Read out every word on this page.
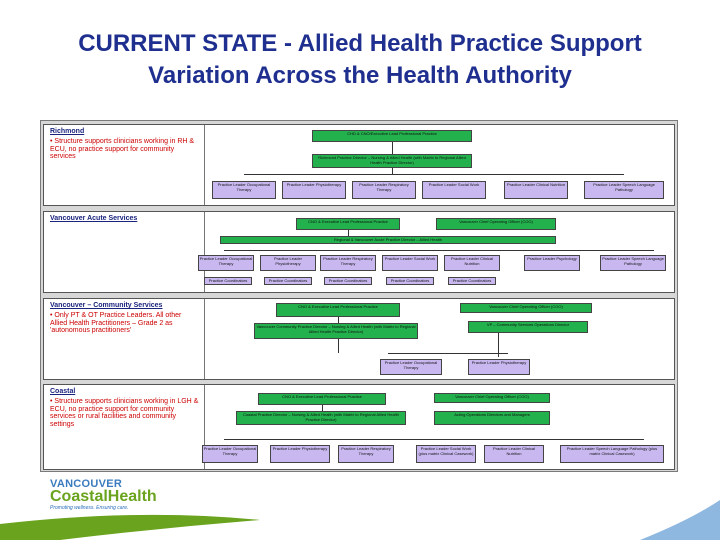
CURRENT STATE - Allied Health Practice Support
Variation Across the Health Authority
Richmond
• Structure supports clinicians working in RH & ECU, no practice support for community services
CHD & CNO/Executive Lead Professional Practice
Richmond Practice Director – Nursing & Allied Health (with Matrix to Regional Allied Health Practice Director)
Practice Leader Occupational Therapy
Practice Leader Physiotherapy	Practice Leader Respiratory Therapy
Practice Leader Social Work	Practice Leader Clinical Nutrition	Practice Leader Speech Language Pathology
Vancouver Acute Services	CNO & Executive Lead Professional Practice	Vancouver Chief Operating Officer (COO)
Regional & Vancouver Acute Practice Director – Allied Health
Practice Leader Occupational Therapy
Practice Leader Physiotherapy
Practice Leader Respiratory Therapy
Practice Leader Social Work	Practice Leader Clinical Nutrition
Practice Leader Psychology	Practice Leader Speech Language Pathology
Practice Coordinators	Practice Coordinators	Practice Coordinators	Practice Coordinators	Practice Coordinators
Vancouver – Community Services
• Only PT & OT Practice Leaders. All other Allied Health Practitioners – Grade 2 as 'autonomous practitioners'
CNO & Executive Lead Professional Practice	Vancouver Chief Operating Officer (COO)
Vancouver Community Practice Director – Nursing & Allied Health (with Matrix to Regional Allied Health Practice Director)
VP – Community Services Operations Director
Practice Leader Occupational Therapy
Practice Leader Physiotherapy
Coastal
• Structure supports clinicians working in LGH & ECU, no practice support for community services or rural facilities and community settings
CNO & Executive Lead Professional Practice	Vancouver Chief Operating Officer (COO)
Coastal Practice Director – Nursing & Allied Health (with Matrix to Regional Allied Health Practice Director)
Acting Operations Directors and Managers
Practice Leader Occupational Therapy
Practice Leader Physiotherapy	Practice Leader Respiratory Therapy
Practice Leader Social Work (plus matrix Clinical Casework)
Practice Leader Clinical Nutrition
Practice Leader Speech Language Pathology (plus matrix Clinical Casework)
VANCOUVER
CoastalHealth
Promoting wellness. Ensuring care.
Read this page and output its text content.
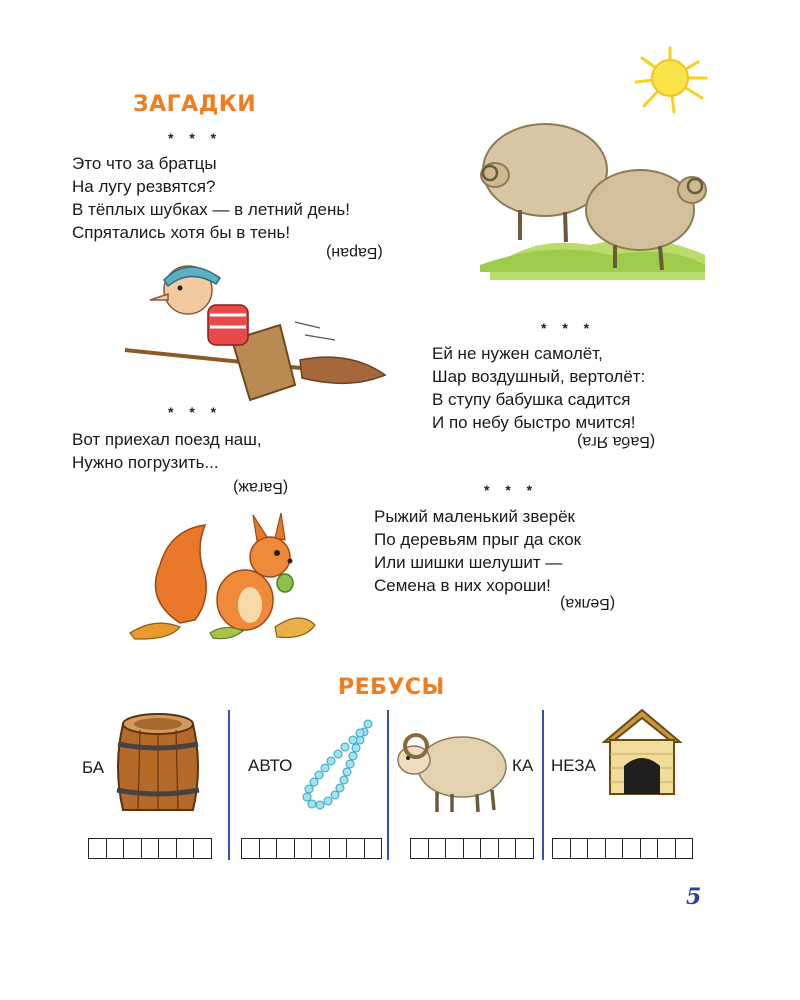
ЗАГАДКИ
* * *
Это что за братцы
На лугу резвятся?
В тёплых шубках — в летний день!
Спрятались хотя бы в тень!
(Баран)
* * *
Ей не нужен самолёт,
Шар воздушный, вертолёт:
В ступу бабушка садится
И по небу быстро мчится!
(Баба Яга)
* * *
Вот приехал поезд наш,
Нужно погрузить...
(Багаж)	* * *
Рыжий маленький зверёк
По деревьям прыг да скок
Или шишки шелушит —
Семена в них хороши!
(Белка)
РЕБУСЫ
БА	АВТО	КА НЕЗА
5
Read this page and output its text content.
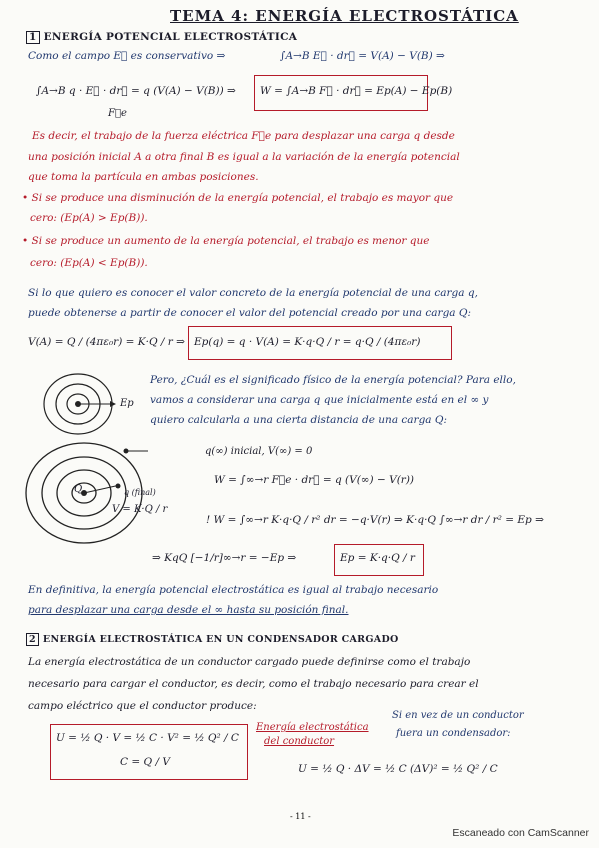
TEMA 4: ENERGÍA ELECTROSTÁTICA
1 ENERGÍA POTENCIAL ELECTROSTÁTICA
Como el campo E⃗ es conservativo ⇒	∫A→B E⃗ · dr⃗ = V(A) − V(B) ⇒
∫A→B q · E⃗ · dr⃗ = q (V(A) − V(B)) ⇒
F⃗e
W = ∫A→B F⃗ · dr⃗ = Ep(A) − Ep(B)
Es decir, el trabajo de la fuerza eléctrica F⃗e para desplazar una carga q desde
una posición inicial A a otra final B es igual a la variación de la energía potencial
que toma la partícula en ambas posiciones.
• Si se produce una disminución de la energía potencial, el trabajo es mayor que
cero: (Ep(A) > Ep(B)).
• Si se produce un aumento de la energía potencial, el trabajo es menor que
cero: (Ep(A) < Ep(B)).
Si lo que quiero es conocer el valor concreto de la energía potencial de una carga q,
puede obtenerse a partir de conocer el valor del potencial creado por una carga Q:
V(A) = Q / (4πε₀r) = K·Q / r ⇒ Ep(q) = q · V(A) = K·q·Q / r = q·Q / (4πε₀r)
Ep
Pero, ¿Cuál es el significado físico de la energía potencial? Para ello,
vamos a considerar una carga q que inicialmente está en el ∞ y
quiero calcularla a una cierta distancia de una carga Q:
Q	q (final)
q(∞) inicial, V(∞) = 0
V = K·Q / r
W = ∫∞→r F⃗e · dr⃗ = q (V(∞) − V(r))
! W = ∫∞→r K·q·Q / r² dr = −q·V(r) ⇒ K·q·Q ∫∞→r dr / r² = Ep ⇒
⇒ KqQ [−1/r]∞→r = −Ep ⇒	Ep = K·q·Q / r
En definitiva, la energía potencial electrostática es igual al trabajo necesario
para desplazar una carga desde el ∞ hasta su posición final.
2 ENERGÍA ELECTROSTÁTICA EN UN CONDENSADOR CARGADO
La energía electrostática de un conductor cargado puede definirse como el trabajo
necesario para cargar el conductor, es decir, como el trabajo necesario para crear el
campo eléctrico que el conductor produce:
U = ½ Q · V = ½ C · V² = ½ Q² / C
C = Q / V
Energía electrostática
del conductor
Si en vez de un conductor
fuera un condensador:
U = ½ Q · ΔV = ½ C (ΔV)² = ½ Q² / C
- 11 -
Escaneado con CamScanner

::::::

### Work instructions
Copy out every line from the records that has the word "Nursing".

### Reply
Richmond Practice Director – Nursing & Allied Health (with Matrix to Regional Allied Health Practice Director)
Vancouver Community Practice Director – Nursing & Allied Health (with Matrix to Regional Allied Health Practice Director)
Coastal Practice Director – Nursing & Allied Health (with Matrix to Regional Allied Health Practice Director)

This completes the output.